------ Exercise input ------

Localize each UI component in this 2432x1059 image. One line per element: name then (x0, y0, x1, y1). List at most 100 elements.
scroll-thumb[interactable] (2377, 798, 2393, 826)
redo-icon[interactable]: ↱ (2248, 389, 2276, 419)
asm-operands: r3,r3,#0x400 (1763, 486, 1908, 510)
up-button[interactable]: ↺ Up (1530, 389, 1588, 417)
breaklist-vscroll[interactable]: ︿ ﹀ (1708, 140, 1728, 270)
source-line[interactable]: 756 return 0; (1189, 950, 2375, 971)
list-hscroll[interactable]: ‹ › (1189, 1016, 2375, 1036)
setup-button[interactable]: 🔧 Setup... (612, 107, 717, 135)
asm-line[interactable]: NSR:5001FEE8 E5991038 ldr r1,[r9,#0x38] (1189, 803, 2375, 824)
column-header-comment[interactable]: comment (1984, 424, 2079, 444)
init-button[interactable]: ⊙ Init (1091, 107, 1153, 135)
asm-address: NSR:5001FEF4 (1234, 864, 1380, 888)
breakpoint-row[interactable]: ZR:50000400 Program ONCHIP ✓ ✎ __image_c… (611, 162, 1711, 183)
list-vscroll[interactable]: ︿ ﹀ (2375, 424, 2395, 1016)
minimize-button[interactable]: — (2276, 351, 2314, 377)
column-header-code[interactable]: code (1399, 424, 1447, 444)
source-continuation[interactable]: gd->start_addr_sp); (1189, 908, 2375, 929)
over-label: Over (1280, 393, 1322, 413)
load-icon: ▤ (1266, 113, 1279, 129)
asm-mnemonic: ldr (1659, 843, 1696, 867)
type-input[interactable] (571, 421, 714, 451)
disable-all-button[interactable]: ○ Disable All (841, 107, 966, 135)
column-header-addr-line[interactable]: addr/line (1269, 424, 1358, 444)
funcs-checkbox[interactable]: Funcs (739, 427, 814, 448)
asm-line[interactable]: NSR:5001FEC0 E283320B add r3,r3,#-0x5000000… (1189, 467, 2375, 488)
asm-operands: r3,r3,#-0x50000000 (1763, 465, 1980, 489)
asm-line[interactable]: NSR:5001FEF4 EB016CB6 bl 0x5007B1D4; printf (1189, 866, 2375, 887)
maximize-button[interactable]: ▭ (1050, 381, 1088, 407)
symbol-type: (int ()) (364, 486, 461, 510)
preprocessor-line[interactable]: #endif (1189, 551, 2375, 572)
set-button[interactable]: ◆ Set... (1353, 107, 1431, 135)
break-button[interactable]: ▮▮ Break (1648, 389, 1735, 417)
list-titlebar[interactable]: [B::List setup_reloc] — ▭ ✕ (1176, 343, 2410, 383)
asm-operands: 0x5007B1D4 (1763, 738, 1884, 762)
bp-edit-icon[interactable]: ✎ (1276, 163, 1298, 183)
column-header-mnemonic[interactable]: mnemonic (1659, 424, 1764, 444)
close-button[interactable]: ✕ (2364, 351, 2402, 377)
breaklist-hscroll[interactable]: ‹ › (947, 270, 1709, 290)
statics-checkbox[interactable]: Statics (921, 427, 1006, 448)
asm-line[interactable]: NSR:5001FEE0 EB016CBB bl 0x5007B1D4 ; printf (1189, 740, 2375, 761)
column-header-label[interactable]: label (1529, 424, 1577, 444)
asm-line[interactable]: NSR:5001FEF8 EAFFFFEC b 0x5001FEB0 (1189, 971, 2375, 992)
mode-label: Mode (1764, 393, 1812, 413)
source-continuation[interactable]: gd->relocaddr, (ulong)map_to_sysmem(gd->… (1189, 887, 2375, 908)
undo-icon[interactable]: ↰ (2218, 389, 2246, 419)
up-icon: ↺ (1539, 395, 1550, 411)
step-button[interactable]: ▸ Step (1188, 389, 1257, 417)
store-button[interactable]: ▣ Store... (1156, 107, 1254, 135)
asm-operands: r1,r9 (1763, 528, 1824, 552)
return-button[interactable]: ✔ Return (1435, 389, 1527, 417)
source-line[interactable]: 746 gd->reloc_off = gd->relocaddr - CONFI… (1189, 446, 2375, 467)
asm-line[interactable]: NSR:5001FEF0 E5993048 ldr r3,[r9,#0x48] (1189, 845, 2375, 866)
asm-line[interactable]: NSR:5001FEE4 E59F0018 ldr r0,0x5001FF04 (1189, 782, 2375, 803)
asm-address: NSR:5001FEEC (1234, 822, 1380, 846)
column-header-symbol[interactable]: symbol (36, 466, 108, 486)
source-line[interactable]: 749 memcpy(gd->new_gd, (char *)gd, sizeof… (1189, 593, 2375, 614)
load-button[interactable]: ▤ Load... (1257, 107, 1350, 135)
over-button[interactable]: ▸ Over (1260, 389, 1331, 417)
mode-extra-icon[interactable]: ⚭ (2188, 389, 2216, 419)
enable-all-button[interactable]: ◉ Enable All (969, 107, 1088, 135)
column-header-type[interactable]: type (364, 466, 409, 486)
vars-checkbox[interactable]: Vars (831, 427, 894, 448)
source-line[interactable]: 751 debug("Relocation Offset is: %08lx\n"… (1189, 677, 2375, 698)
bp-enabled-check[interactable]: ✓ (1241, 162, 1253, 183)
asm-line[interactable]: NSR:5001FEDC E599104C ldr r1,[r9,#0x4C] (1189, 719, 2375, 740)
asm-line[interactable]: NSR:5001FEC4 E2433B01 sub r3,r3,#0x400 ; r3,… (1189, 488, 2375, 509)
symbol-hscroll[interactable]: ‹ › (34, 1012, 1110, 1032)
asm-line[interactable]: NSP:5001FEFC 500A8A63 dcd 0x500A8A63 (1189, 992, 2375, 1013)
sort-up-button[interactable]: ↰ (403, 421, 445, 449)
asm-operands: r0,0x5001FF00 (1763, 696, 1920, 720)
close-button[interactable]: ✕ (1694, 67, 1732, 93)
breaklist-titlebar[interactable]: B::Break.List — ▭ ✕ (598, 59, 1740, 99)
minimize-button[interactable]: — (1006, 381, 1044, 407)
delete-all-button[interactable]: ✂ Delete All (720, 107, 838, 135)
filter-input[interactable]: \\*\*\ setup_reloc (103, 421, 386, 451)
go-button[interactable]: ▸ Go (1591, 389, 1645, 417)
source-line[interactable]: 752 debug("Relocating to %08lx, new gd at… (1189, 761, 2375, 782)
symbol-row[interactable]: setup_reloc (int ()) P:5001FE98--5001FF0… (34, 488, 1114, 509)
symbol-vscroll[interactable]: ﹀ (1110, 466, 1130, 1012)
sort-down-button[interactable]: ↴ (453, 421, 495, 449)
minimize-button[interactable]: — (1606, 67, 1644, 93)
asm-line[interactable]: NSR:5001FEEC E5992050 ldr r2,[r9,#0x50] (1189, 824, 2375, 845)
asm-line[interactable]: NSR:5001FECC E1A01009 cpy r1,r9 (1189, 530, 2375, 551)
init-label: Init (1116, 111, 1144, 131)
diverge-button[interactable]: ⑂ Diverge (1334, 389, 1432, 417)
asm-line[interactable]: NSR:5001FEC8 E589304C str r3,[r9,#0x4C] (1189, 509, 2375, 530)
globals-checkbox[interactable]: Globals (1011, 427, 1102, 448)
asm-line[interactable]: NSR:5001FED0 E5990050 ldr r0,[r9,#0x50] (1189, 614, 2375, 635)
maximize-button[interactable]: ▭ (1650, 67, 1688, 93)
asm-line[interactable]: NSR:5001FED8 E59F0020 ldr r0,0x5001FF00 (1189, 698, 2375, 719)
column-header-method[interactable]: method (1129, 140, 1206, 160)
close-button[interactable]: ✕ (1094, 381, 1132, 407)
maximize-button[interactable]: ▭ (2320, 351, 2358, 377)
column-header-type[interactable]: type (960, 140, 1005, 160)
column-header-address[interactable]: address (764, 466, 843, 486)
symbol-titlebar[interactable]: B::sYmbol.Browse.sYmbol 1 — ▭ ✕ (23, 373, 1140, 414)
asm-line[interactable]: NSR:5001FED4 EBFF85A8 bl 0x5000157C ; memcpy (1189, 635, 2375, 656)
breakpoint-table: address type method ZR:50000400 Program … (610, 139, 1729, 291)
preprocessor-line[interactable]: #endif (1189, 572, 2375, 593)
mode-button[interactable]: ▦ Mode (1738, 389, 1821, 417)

------

Given problem: Put the items into a numbered list, from the first line through the line that contains "init-button[interactable]: ⊙ Init", with both ends included and blank lines left out.

Answer to the exercise:
1. Localize each UI component in this 2432x1059 image. One line per element: name then (x0, y0, x1, y1). List at most 100 elements.
2. scroll-thumb[interactable] (2377, 798, 2393, 826)
3. redo-icon[interactable]: ↱ (2248, 389, 2276, 419)
4. asm-operands: r3,r3,#0x400 (1763, 486, 1908, 510)
5. up-button[interactable]: ↺ Up (1530, 389, 1588, 417)
6. breaklist-vscroll[interactable]: ︿ ﹀ (1708, 140, 1728, 270)
7. source-line[interactable]: 756 return 0; (1189, 950, 2375, 971)
8. list-hscroll[interactable]: ‹ › (1189, 1016, 2375, 1036)
9. setup-button[interactable]: 🔧 Setup... (612, 107, 717, 135)
10. asm-line[interactable]: NSR:5001FEE8 E5991038 ldr r1,[r9,#0x38] (1189, 803, 2375, 824)
11. column-header-comment[interactable]: comment (1984, 424, 2079, 444)
12. init-button[interactable]: ⊙ Init (1091, 107, 1153, 135)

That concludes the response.